▶ **EXERCISE TASK**
Without the pictures, repeat the listing character for character.

▶ **DATASET RECORDS**
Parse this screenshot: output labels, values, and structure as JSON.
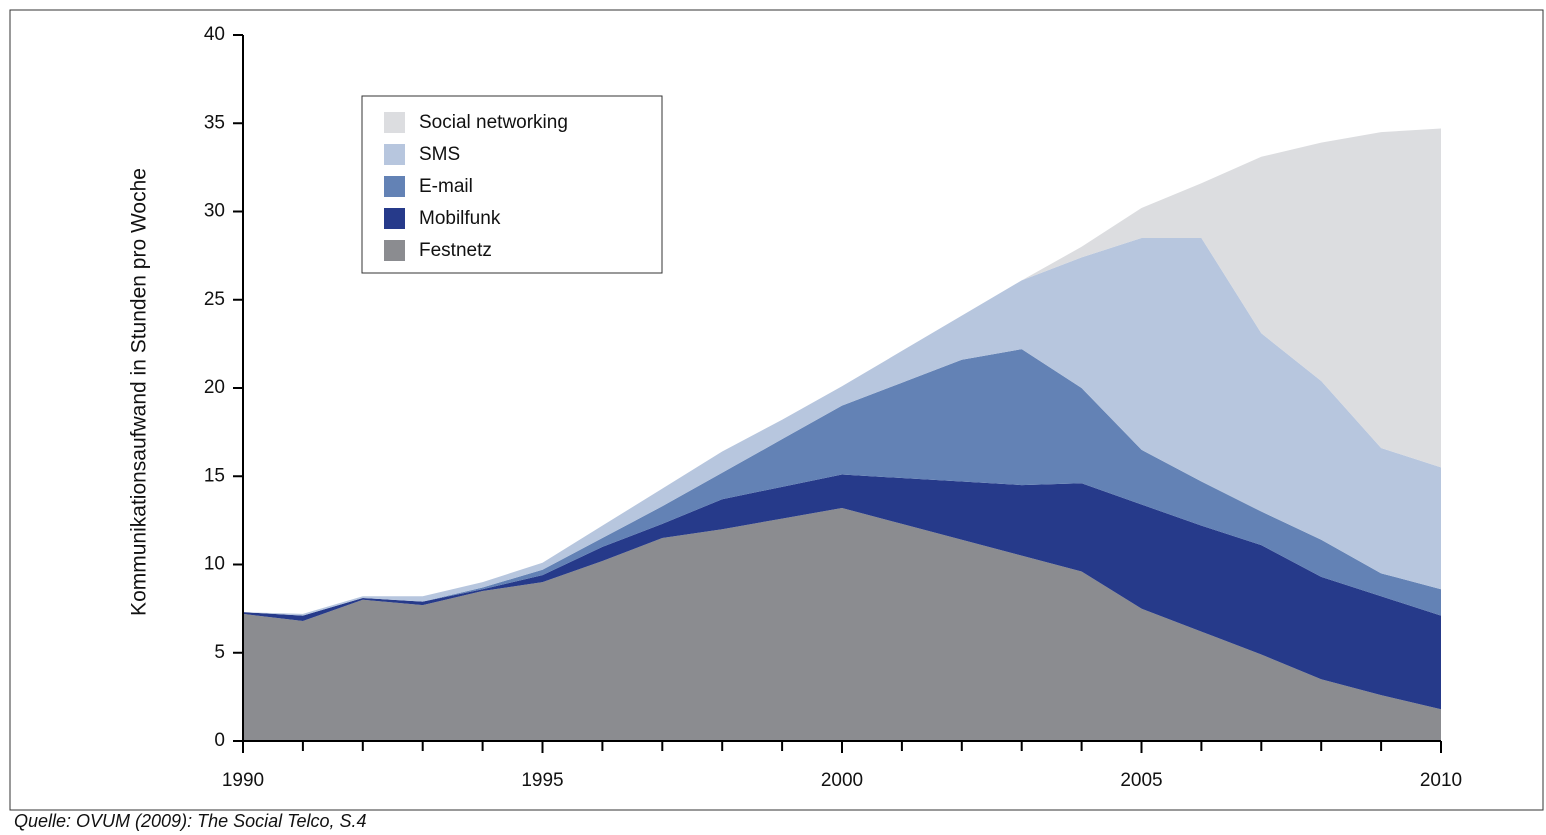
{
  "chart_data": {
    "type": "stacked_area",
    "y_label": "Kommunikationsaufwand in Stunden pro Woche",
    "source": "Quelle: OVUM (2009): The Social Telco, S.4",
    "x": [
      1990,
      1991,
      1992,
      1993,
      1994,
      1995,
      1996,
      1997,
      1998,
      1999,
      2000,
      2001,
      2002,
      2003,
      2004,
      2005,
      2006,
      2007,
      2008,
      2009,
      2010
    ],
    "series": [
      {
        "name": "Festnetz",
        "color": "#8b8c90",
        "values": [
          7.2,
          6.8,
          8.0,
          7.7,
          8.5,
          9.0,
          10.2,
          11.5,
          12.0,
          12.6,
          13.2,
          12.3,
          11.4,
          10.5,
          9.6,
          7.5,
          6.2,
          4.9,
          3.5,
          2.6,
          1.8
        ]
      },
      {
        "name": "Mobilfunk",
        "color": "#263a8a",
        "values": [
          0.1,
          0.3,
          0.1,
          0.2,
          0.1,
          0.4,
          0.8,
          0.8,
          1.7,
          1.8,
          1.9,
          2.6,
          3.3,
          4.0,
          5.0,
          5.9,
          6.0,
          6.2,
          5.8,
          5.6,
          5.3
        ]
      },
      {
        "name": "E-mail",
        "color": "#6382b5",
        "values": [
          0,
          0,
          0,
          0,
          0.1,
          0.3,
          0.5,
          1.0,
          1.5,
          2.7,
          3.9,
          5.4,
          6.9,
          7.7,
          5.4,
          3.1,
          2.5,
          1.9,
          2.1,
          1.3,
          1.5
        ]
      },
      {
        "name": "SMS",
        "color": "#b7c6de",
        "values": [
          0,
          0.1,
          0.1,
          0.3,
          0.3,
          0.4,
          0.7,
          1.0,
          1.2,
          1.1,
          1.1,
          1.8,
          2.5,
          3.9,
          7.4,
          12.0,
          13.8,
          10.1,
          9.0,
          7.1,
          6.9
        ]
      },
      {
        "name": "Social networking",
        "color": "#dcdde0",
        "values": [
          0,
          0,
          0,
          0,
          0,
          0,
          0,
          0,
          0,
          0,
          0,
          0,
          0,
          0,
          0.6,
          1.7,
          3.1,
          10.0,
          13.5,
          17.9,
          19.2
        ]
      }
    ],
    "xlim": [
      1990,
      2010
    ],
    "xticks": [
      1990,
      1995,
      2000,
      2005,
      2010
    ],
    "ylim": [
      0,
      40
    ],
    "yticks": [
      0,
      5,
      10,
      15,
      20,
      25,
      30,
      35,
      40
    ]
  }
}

▶ **ANSWER IN FULL**
Parse this screenshot: output labels, values, and structure as JSON.
{
  "chart_data": {
    "type": "stacked_area",
    "y_label": "Kommunikationsaufwand in Stunden pro Woche",
    "source": "Quelle: OVUM (2009): The Social Telco, S.4",
    "x": [
      1990,
      1991,
      1992,
      1993,
      1994,
      1995,
      1996,
      1997,
      1998,
      1999,
      2000,
      2001,
      2002,
      2003,
      2004,
      2005,
      2006,
      2007,
      2008,
      2009,
      2010
    ],
    "series": [
      {
        "name": "Festnetz",
        "color": "#8b8c90",
        "values": [
          7.2,
          6.8,
          8.0,
          7.7,
          8.5,
          9.0,
          10.2,
          11.5,
          12.0,
          12.6,
          13.2,
          12.3,
          11.4,
          10.5,
          9.6,
          7.5,
          6.2,
          4.9,
          3.5,
          2.6,
          1.8
        ]
      },
      {
        "name": "Mobilfunk",
        "color": "#263a8a",
        "values": [
          0.1,
          0.3,
          0.1,
          0.2,
          0.1,
          0.4,
          0.8,
          0.8,
          1.7,
          1.8,
          1.9,
          2.6,
          3.3,
          4.0,
          5.0,
          5.9,
          6.0,
          6.2,
          5.8,
          5.6,
          5.3
        ]
      },
      {
        "name": "E-mail",
        "color": "#6382b5",
        "values": [
          0,
          0,
          0,
          0,
          0.1,
          0.3,
          0.5,
          1.0,
          1.5,
          2.7,
          3.9,
          5.4,
          6.9,
          7.7,
          5.4,
          3.1,
          2.5,
          1.9,
          2.1,
          1.3,
          1.5
        ]
      },
      {
        "name": "SMS",
        "color": "#b7c6de",
        "values": [
          0,
          0.1,
          0.1,
          0.3,
          0.3,
          0.4,
          0.7,
          1.0,
          1.2,
          1.1,
          1.1,
          1.8,
          2.5,
          3.9,
          7.4,
          12.0,
          13.8,
          10.1,
          9.0,
          7.1,
          6.9
        ]
      },
      {
        "name": "Social networking",
        "color": "#dcdde0",
        "values": [
          0,
          0,
          0,
          0,
          0,
          0,
          0,
          0,
          0,
          0,
          0,
          0,
          0,
          0,
          0.6,
          1.7,
          3.1,
          10.0,
          13.5,
          17.9,
          19.2
        ]
      }
    ],
    "xlim": [
      1990,
      2010
    ],
    "xticks": [
      1990,
      1995,
      2000,
      2005,
      2010
    ],
    "ylim": [
      0,
      40
    ],
    "yticks": [
      0,
      5,
      10,
      15,
      20,
      25,
      30,
      35,
      40
    ]
  }
}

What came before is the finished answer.